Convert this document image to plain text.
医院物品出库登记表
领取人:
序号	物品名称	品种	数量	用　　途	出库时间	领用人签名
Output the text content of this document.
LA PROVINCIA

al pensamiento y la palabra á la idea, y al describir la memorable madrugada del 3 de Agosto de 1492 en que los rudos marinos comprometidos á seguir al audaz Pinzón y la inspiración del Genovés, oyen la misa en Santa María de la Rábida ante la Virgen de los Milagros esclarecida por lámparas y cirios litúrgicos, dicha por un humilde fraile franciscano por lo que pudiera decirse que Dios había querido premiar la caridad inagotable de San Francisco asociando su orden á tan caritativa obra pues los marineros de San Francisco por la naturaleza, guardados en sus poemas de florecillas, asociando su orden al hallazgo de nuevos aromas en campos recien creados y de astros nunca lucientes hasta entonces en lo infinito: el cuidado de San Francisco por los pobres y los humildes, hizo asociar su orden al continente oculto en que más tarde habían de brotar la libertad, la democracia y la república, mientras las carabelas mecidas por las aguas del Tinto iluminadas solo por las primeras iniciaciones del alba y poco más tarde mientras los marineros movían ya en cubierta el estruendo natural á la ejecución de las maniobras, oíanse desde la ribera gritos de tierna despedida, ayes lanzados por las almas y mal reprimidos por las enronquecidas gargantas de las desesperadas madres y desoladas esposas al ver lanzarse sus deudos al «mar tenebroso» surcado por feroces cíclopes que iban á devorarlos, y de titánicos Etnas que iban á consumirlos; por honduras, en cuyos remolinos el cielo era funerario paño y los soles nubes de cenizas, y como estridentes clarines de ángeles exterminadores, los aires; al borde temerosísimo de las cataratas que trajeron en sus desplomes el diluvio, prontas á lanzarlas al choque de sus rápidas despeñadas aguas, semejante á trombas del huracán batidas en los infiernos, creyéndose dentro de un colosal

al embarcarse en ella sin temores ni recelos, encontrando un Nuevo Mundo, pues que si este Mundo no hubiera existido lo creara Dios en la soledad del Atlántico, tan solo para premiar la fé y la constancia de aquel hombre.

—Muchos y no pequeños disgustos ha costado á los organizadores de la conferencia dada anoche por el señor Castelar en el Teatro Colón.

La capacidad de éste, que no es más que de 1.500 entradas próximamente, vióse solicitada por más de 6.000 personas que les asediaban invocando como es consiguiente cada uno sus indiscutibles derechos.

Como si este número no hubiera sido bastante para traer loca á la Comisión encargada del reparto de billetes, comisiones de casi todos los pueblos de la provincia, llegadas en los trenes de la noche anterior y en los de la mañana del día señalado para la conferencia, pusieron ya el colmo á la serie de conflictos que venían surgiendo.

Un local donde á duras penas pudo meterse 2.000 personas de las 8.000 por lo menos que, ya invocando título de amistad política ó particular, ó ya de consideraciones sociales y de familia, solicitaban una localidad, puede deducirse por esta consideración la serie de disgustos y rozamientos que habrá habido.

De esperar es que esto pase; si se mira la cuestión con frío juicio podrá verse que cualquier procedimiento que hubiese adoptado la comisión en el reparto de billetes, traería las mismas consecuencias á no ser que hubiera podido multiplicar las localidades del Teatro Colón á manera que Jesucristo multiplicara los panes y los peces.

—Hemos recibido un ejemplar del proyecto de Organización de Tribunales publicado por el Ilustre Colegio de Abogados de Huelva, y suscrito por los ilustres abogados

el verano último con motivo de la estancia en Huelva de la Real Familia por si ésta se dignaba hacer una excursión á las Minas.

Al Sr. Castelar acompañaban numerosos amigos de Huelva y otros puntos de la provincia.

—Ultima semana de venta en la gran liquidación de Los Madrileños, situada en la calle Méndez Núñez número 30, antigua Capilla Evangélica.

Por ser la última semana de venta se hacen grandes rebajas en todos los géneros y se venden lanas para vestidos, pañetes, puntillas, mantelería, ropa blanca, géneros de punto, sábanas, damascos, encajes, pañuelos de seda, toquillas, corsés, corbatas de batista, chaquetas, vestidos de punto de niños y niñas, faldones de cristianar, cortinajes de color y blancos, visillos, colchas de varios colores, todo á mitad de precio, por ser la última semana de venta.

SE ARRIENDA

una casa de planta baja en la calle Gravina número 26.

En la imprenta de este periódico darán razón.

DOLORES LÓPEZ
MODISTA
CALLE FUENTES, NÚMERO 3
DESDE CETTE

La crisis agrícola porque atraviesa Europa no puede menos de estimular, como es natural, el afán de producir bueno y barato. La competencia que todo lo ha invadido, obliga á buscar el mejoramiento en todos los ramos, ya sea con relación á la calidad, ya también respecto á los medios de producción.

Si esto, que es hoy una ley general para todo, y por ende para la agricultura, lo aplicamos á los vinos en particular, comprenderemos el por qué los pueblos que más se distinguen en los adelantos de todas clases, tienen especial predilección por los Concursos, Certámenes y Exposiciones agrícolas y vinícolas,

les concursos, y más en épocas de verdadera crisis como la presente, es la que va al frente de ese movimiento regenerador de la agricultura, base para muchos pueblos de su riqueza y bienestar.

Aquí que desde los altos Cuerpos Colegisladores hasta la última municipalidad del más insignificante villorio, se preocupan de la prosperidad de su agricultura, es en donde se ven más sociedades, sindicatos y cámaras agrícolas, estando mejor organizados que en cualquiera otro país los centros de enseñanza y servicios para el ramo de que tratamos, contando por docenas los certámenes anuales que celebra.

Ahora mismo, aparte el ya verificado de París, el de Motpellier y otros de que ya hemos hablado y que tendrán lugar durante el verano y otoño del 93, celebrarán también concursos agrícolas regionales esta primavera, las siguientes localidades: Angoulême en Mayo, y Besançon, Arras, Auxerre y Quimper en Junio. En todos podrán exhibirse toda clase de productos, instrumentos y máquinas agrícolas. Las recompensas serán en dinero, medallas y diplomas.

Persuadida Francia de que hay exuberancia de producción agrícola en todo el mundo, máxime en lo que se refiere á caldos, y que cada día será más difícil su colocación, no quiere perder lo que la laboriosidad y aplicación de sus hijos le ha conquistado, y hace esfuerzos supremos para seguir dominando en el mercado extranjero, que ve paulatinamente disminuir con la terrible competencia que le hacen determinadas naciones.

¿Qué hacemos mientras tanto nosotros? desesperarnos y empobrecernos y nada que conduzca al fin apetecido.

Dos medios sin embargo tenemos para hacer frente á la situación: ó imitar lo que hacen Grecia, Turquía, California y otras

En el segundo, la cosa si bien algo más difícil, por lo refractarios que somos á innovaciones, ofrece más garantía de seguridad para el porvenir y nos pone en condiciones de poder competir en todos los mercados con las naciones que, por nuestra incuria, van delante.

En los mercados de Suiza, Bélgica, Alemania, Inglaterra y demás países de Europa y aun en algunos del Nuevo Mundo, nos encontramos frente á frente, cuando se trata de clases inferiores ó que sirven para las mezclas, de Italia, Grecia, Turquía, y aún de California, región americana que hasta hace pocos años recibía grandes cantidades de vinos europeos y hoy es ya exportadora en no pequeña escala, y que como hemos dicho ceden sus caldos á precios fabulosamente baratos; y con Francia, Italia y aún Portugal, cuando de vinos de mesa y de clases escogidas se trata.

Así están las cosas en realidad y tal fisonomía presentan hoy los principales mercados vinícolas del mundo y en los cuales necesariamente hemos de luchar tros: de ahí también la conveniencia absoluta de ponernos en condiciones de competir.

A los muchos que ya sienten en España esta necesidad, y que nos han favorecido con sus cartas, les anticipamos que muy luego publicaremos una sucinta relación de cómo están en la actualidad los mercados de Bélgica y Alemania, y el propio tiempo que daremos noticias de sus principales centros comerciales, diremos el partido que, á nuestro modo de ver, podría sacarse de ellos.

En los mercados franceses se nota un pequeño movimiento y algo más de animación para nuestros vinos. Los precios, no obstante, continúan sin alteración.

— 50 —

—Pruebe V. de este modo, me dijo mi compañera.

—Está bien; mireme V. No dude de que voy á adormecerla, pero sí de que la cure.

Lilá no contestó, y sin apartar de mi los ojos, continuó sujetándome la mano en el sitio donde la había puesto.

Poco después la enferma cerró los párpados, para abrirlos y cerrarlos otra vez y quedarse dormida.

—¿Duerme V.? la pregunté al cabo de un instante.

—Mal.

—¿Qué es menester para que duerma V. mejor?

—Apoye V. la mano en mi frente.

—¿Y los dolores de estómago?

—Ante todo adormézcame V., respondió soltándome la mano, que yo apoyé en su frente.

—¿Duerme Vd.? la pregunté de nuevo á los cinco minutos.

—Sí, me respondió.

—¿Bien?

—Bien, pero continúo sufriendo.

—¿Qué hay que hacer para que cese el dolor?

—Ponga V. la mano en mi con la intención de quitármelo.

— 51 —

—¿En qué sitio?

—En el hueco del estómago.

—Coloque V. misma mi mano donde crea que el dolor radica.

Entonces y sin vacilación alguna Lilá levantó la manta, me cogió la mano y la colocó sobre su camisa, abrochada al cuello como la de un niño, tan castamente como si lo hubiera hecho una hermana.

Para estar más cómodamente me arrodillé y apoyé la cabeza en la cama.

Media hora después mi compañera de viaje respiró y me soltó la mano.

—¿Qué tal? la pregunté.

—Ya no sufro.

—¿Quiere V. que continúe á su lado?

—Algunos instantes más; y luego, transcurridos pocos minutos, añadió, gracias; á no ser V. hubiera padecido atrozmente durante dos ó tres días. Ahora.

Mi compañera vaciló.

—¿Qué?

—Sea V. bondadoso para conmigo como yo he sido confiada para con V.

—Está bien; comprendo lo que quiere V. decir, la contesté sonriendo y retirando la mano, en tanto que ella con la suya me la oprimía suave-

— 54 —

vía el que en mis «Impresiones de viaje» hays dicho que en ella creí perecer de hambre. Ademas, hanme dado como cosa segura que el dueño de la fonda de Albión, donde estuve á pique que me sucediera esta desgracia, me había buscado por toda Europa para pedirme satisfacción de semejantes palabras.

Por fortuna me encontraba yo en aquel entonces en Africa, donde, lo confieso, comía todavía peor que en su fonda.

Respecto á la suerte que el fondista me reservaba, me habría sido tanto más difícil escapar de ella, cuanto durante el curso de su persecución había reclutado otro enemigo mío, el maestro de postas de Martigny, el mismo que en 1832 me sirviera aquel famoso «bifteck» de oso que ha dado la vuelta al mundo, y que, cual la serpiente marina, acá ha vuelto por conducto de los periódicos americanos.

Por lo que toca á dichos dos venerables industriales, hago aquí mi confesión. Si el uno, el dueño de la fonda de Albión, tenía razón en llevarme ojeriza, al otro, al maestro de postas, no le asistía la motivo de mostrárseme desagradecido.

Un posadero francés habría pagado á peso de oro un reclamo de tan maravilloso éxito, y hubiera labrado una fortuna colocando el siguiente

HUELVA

Short problem — Find the lines containing "crisis" and pull them out.

Output of the task —
La crisis agrícola porque atraviesa Europa no puede menos de estimular, como es natural, el afán de producir bueno y barato. La competencia que todo lo ha invadido, obliga á buscar el mejoramiento en todos los ramos, ya sea con relación á la calidad, ya también respecto á los medios de producción.
les concursos, y más en épocas de verdadera crisis como la presente, es la que va al frente de ese movimiento regenerador de la agricultura, base para muchos pueblos de su riqueza y bienestar.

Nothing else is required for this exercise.